→ **Série d'exercices**
A) Les affirmations (i), (ii) et (iii) concordent-elles avec le texte sur la société palestinienne ? Répondez par oui ou par non, en citant les mots décisifs du texte. (i) L'Institut des Etudes Palestiniennes a été fondé à Beyrouth. (ii) Les conférences de Bruxelles ont eu lieu en novembre 2005. (iii) La revue paraît chaque mois.
B) D'après le texte sur la société palestinienne, répondez à ces questions :
(i) Quel est le numéro de la revue citée ?
(ii) Qui a donné la série de conférences publiques ?
(iii) Depuis combien de temps la société palestinienne fait-elle face à une entreprise de destruction physique ?
C) Reprenez le texte sur la société palestinienne après sa dernière phrase et poursuivez-le.

→ **Texte proposé**
++++++++++++++++++++

Anonyme, Wednesday, June 7, 2006 - 03:34

RUBY BIRD

Revue d’Etudes Palestiniennes n° 98 – Revue Trimestrielle des Etudes Palestiniennes, par l’Institut des Etudes Palestiniennes fondé en 1963 à Beyrouth, arabe, privé, indépendant et à but non lucratif.

Tiré de « Plaidoyer pour un décodage social des contradictions politiques dans la société palestinienne" »

Ce qui suit regroupe de courts extraits d’une série de conférences publiques données par Ilan Halevi à l’Université Libre de Bruxelles du 17 au 21 octobre 2005.

La société palestinienne existe-t-elle ? Depuis quand, où, et comment ?

- « Car la société palestinienne fait face depuis plus d’un siècle à une entreprise de destruction physique qui s’est constamment accompagnée d’une tentative de négation théorique : subtilisation du pays, déni d’existence du peuple, pas de géographie, pas de démographie, donc pas de société. »

++++++++++++++++++++

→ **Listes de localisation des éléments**
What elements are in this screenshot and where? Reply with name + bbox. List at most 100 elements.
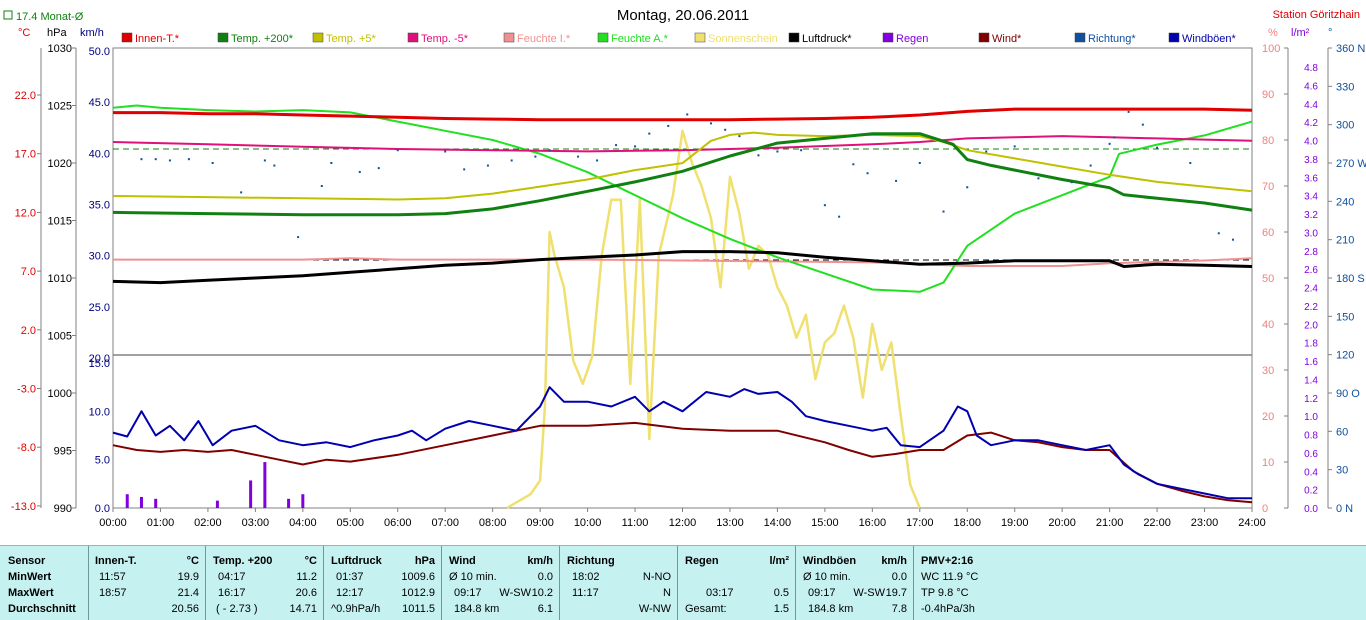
rain-tick-label: 3.4 (1304, 192, 1318, 203)
pressure-tick-label: 1025 (48, 101, 72, 113)
direction-tick-label: 240 (1336, 196, 1354, 208)
humidity-tick-label: 100 (1262, 43, 1280, 55)
richtung-header: Richtung (567, 555, 615, 567)
legend-label: Luftdruck* (802, 33, 852, 45)
speed-unit-label: km/h (80, 27, 104, 39)
direction-point (738, 135, 741, 138)
legend-swatch (312, 32, 324, 43)
direction-point (800, 149, 803, 152)
rain-tick-label: 3.6 (1304, 173, 1318, 184)
direction-point (838, 215, 841, 218)
pressure-tick-label: 1010 (48, 273, 72, 285)
humidity-tick-label: 50 (1262, 273, 1274, 285)
richtung-min-time: 18:02 (572, 571, 600, 583)
temp-min-value: 11.2 (296, 571, 317, 583)
rain-tick-label: 1.0 (1304, 412, 1318, 423)
innen-column: Innen-T. °C 11:57 19.9 18:57 21.4 20.56 (88, 546, 205, 620)
rain-tick-label: 3.0 (1304, 228, 1318, 239)
pressure-tick-label: 990 (54, 503, 72, 515)
direction-tick-label: 180 S (1336, 273, 1365, 285)
direction-tick-label: 120 (1336, 350, 1354, 362)
temp-tick-label: 12.0 (15, 207, 36, 219)
direction-point (1127, 110, 1130, 113)
speed-tick-label: 5.0 (95, 455, 110, 467)
rain-tick-label: 2.4 (1304, 284, 1318, 295)
time-tick-label: 12:00 (669, 517, 697, 529)
legend-label: Richtung* (1088, 33, 1136, 45)
direction-point (444, 150, 447, 153)
legend-label: Feuchte A.* (611, 33, 669, 45)
time-tick-label: 20:00 (1048, 517, 1076, 529)
time-tick-label: 14:00 (764, 517, 792, 529)
pressure-tick-label: 995 (54, 446, 72, 458)
direction-tick-label: 210 (1336, 235, 1354, 247)
legend-label: Temp. +5* (326, 33, 377, 45)
rain-tick-label: 1.4 (1304, 375, 1318, 386)
boeen-max-time: 09:17 (808, 587, 836, 599)
sensor-header: Sensor (8, 555, 46, 567)
station-name: Station Göritzhain (1273, 9, 1360, 21)
direction-point (548, 149, 551, 152)
richtung-min-value: N-NO (642, 571, 671, 583)
rain-bar (301, 494, 305, 508)
direction-tick-label: 300 (1336, 120, 1354, 132)
humidity-tick-label: 40 (1262, 319, 1274, 331)
richtung-max-time: 11:17 (572, 587, 599, 599)
direction-point (297, 236, 300, 239)
luftdruck-min-value: 1009.6 (401, 571, 435, 583)
boeen-column: Windböen km/h Ø 10 min. 0.0 09:17 W-SW 1… (795, 546, 913, 620)
direction-point (1156, 146, 1159, 149)
rain-tick-label: 4.6 (1304, 81, 1318, 92)
direction-point (320, 185, 323, 187)
direction-point (486, 164, 489, 167)
direction-tick-label: 360 N (1336, 43, 1365, 55)
direction-point (615, 144, 618, 147)
humidity-tick-label: 90 (1262, 89, 1274, 101)
legend-label: Temp. +200* (231, 33, 294, 45)
speed-tick-label: 50.0 (89, 46, 110, 58)
time-tick-label: 08:00 (479, 517, 507, 529)
legend-label: Sonnenschein (708, 33, 778, 45)
chart-title: Montag, 20.06.2011 (617, 7, 749, 24)
temp-5-line (112, 135, 1253, 153)
direction-point (577, 155, 580, 158)
legend-label: Regen (896, 33, 928, 45)
wind-max-value: 10.2 (531, 587, 553, 599)
temp-5-line (112, 131, 1253, 201)
feuchte-a-line (112, 104, 1253, 293)
regen-total-value: 1.5 (773, 603, 789, 615)
wind-max-time: 09:17 (454, 587, 482, 599)
time-tick-label: 02:00 (194, 517, 222, 529)
luftdruck-trend: ^0.9hPa/h (331, 603, 381, 615)
pressure-tick-label: 1030 (48, 43, 72, 55)
direction-point (273, 164, 276, 167)
time-tick-label: 18:00 (953, 517, 981, 529)
temp-max-time: 16:17 (218, 587, 246, 599)
weather-chart: 22.017.012.07.02.0-3.0-8.0-13.0103010251… (3, 7, 1366, 529)
avg-label: Durchschnitt (8, 603, 76, 615)
direction-point (1141, 123, 1144, 126)
humidity-tick-label: 30 (1262, 365, 1274, 377)
sensor-column: Sensor MinWert MaxWert Durchschnitt (0, 546, 88, 620)
legend-label: Windböen* (1182, 33, 1237, 45)
rain-bar (263, 462, 267, 508)
rain-bar (287, 498, 291, 508)
direction-point (154, 158, 157, 161)
time-tick-label: 00:00 (99, 517, 127, 529)
feuchte-i-line (113, 257, 1253, 267)
boeen-max-value: 19.7 (885, 587, 907, 599)
boeen-min-value: 0.0 (891, 571, 907, 583)
legend-swatch (882, 32, 894, 43)
humidity-tick-label: 20 (1262, 411, 1274, 423)
direction-point (852, 163, 855, 166)
time-tick-label: 11:00 (622, 517, 649, 529)
temp-column: Temp. +200 °C 04:17 11.2 16:17 20.6 ( - … (205, 546, 323, 620)
direction-point (667, 124, 670, 127)
windb-en-line (112, 386, 1252, 500)
humidity-tick-label: 70 (1262, 181, 1274, 193)
wind-column: Wind km/h Ø 10 min. 0.0 09:17 W-SW 10.2 … (441, 546, 559, 620)
direction-tick-label: 150 (1336, 311, 1354, 323)
direction-point (895, 179, 898, 182)
temp-200-line (112, 132, 1253, 217)
direction-tick-label: 270 W (1336, 158, 1366, 170)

++++++++++++++++++++

→ **Corrigés**
A)
(i) Oui : « fondé en 1963 à Beyrouth ».
(ii) Non : « du 17 au 21 octobre 2005 ».
(iii) Non : « Revue Trimestrielle des Etudes Palestiniennes ».

B)
(i) Le numéro 98.
(ii) Ilan Halevi.
(iii) Depuis plus d'un siècle.

C)
- « Nous appelons société palestinienne celle qui s’est constituée sur ce territoire avant même qu’il ne soit administrativement détaché de l’ensemble de la « Grande Syrie », lui même partie intégrante de l’ensemble ottoman : entre la Méditerranée et le Jourdain, entre l’Egypte et le Liban. Pour un ensemble de raisons, nous appelons aussi société palestinienne les communautés palestiniennes constituées dans les pays d’exil où les Palestiniens chassés de leur pays au cours de la guerre de 1948 ont trouvé refuge….nous incluons dans le champ de cette analyse la minorité palestinienne restée en Israël après 1948, dont le sort, en dépit de sa citoyenneté israélienne, reste indissociable de la problématique palestinienne en général. »

- « A la veille de la première guerre mondiale, la Palestine ne constitue pas, on le sait, une entité administrative distincte… Cette sainteté des lieux, la présence de sanctuaires, de reliques et de centres de pouvoir religieux, l’industrie du pèlerinage – hôtellerie et consommation – est constitué de l’identité propre du pays avant même que l’occupation étrangère ne le détache de l’ensemble auquel il appartenait organiquement. »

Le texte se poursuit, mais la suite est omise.